-- START Material --
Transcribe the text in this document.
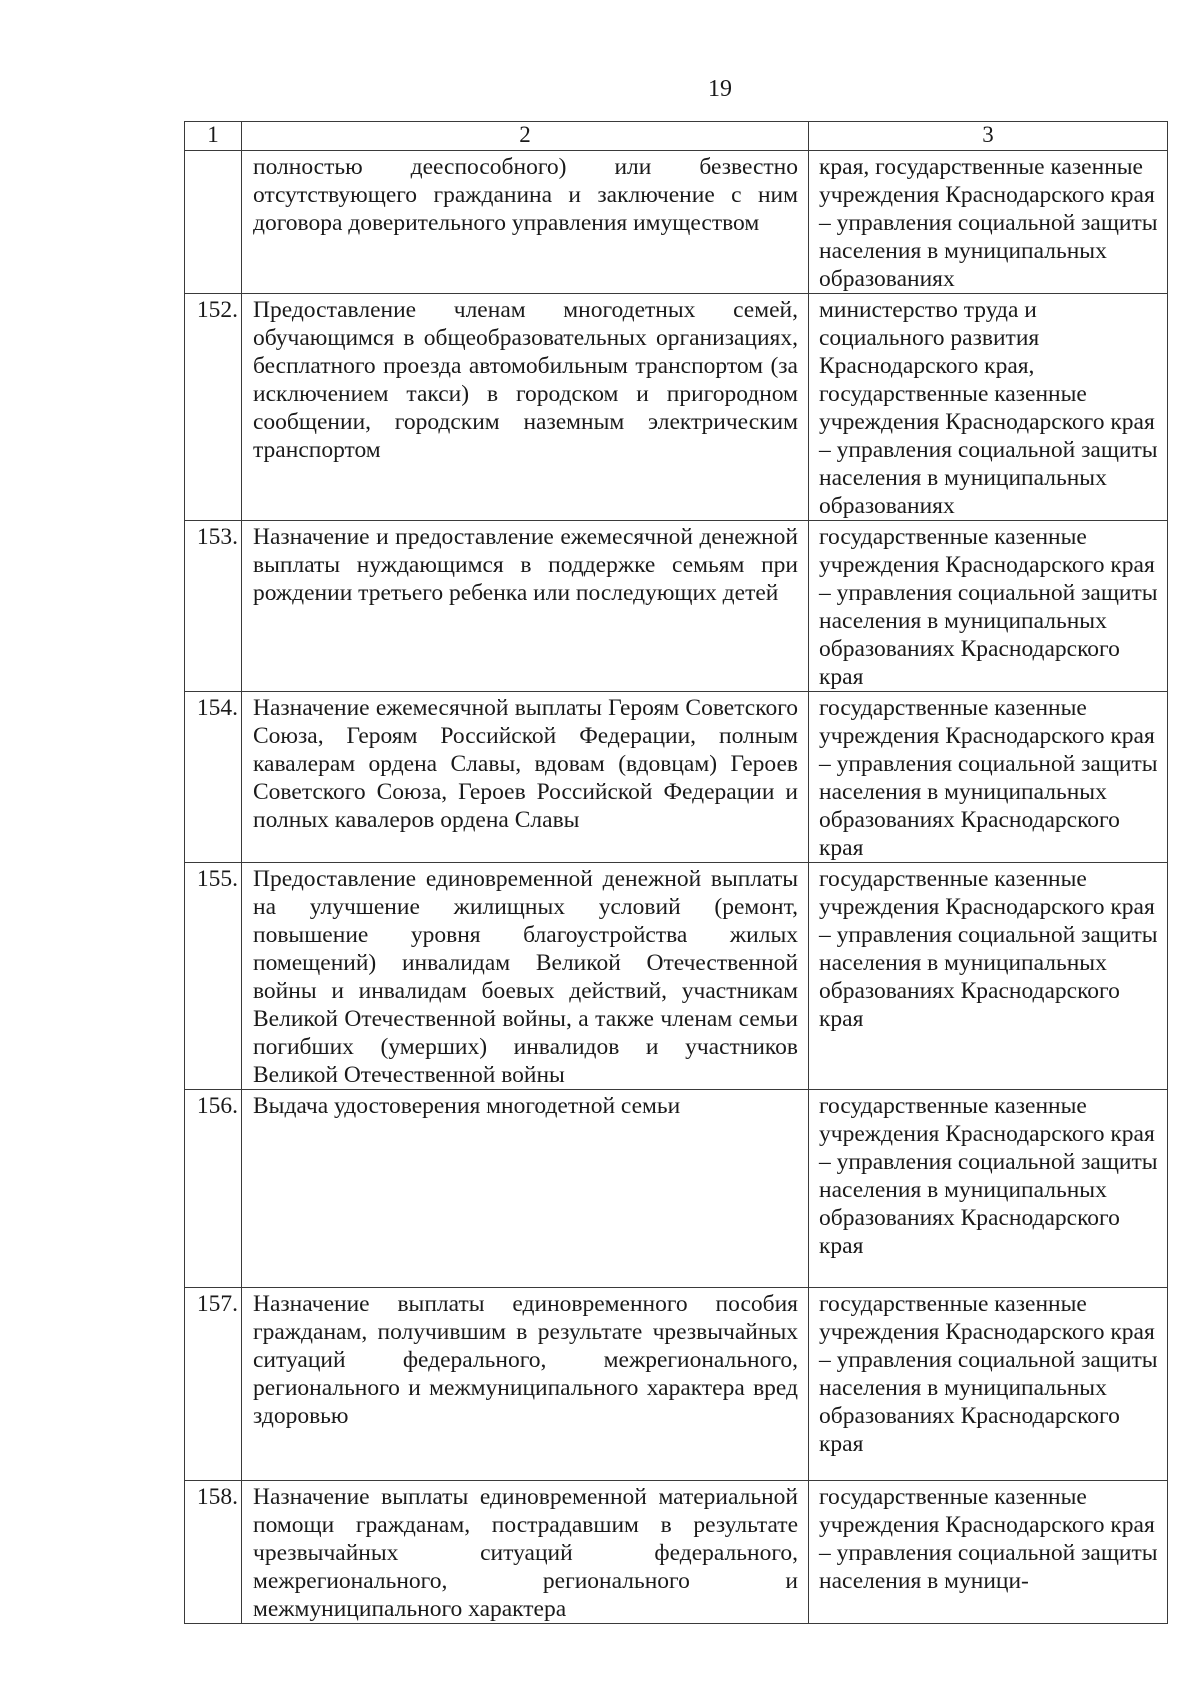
19
1	2	3
	полностью дееспособного) или безвестно отсутствующего гражданина и заключение с ним договора доверительного управления имуществом	края, государственные казенные учреждения Краснодарского края – управления социальной защиты населения в муниципальных образованиях
152.	Предоставление членам многодетных семей, обучающимся в общеобразовательных организациях, бесплатного проезда автомобильным транспортом (за исключением такси) в городском и пригородном сообщении, городским наземным электрическим транспортом	министерство труда и социального развития Краснодарского края, государственные казенные учреждения Краснодарского края – управления социальной защиты населения в муниципальных образованиях
153.	Назначение и предоставление ежемесячной денежной выплаты нуждающимся в поддержке семьям при рождении третьего ребенка или последующих детей	государственные казенные учреждения Краснодарского края – управления социальной защиты населения в муниципальных образованиях Краснодарского края
154.	Назначение ежемесячной выплаты Героям Советского Союза, Героям Российской Федерации, полным кавалерам ордена Славы, вдовам (вдовцам) Героев Советского Союза, Героев Российской Федерации и полных кавалеров ордена Славы	государственные казенные учреждения Краснодарского края – управления социальной защиты населения в муниципальных образованиях Краснодарского края
155.	Предоставление единовременной денежной выплаты на улучшение жилищных условий (ремонт, повышение уровня благоустройства жилых помещений) инвалидам Великой Отечественной войны и инвалидам боевых действий, участникам Великой Отечественной войны, а также членам семьи погибших (умерших) инвалидов и участников Великой Отечественной войны	государственные казенные учреждения Краснодарского края – управления социальной защиты населения в муниципальных образованиях Краснодарского края
156.	Выдача удостоверения многодетной семьи	государственные казенные учреждения Краснодарского края – управления социальной защиты населения в муниципальных образованиях Краснодарского края
157.	Назначение выплаты единовременного пособия гражданам, получившим в результате чрезвычайных ситуаций федерального, межрегионального, регионального и межмуниципального характера вред здоровью	государственные казенные учреждения Краснодарского края – управления социальной защиты населения в муниципальных образованиях Краснодарского края
158.	Назначение выплаты единовременной материальной помощи гражданам, пострадавшим в результате чрезвычайных ситуаций федерального, межрегионального, регионального и межмуниципального характера	государственные казенные учреждения Краснодарского края – управления социальной защиты населения в муници-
-- END Material --
# Task objective
Copy the material above in full and exactly, skipping pictures.

# The response
Transcribe the text in this document.
19
1	2	3
	полностью дееспособного) или безвестно отсутствующего гражданина и заключение с ним договора доверительного управления имуществом	края, государственные казенные учреждения Краснодарского края – управления социальной защиты населения в муниципальных образованиях
152.	Предоставление членам многодетных семей, обучающимся в общеобразовательных организациях, бесплатного проезда автомобильным транспортом (за исключением такси) в городском и пригородном сообщении, городским наземным электрическим транспортом	министерство труда и социального развития Краснодарского края, государственные казенные учреждения Краснодарского края – управления социальной защиты населения в муниципальных образованиях
153.	Назначение и предоставление ежемесячной денежной выплаты нуждающимся в поддержке семьям при рождении третьего ребенка или последующих детей	государственные казенные учреждения Краснодарского края – управления социальной защиты населения в муниципальных образованиях Краснодарского края
154.	Назначение ежемесячной выплаты Героям Советского Союза, Героям Российской Федерации, полным кавалерам ордена Славы, вдовам (вдовцам) Героев Советского Союза, Героев Российской Федерации и полных кавалеров ордена Славы	государственные казенные учреждения Краснодарского края – управления социальной защиты населения в муниципальных образованиях Краснодарского края
155.	Предоставление единовременной денежной выплаты на улучшение жилищных условий (ремонт, повышение уровня благоустройства жилых помещений) инвалидам Великой Отечественной войны и инвалидам боевых действий, участникам Великой Отечественной войны, а также членам семьи погибших (умерших) инвалидов и участников Великой Отечественной войны	государственные казенные учреждения Краснодарского края – управления социальной защиты населения в муниципальных образованиях Краснодарского края
156.	Выдача удостоверения многодетной семьи	государственные казенные учреждения Краснодарского края – управления социальной защиты населения в муниципальных образованиях Краснодарского края
157.	Назначение выплаты единовременного пособия гражданам, получившим в результате чрезвычайных ситуаций федерального, межрегионального, регионального и межмуниципального характера вред здоровью	государственные казенные учреждения Краснодарского края – управления социальной защиты населения в муниципальных образованиях Краснодарского края
158.	Назначение выплаты единовременной материальной помощи гражданам, пострадавшим в результате чрезвычайных ситуаций федерального, межрегионального, регионального и межмуниципального характера	государственные казенные учреждения Краснодарского края – управления социальной защиты населения в муници-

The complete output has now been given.